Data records
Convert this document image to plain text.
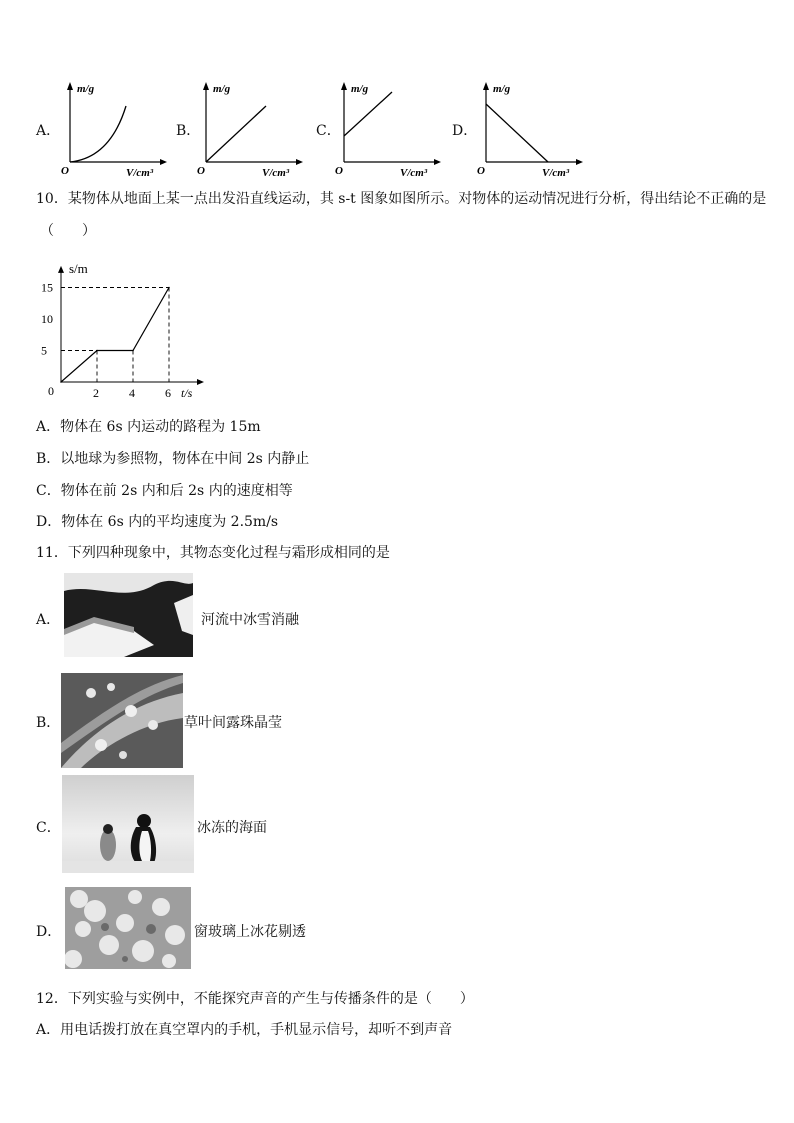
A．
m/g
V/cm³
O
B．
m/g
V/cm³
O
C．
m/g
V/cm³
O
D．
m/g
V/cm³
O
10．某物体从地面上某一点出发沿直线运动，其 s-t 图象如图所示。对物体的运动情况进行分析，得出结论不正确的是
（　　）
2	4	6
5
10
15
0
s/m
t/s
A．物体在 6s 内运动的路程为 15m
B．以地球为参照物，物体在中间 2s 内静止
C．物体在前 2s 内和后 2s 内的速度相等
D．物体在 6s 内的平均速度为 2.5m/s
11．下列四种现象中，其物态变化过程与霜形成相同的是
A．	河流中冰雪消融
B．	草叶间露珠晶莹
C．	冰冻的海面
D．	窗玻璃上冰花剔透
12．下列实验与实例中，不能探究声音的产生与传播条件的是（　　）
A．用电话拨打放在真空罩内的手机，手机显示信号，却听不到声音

---

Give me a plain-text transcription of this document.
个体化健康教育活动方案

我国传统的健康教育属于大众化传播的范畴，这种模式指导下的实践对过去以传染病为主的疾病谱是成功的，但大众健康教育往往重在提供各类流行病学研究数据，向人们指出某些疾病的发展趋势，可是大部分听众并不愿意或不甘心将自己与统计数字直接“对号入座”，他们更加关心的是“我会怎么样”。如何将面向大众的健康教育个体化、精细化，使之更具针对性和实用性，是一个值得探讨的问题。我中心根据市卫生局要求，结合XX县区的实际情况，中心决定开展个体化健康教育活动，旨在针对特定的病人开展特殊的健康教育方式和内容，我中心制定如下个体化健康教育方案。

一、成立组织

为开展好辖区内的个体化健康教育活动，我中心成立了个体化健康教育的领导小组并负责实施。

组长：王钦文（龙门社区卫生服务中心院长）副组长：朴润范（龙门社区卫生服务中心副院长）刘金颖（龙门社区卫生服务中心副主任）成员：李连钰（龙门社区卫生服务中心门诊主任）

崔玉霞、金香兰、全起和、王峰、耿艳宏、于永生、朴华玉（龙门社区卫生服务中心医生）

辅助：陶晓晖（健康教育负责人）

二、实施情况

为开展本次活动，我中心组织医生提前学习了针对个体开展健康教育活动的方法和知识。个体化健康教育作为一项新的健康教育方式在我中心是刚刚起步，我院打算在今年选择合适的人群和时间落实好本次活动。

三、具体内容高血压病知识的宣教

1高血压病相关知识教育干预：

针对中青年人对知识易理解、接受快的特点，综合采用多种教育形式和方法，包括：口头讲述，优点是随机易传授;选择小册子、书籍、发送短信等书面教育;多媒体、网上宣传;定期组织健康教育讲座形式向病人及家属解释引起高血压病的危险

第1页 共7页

● Written exercise: Pull out every line above that holds the word "this".

● Reply:
Convert this document image to plain text.
Give me a plain-text transcription of this document.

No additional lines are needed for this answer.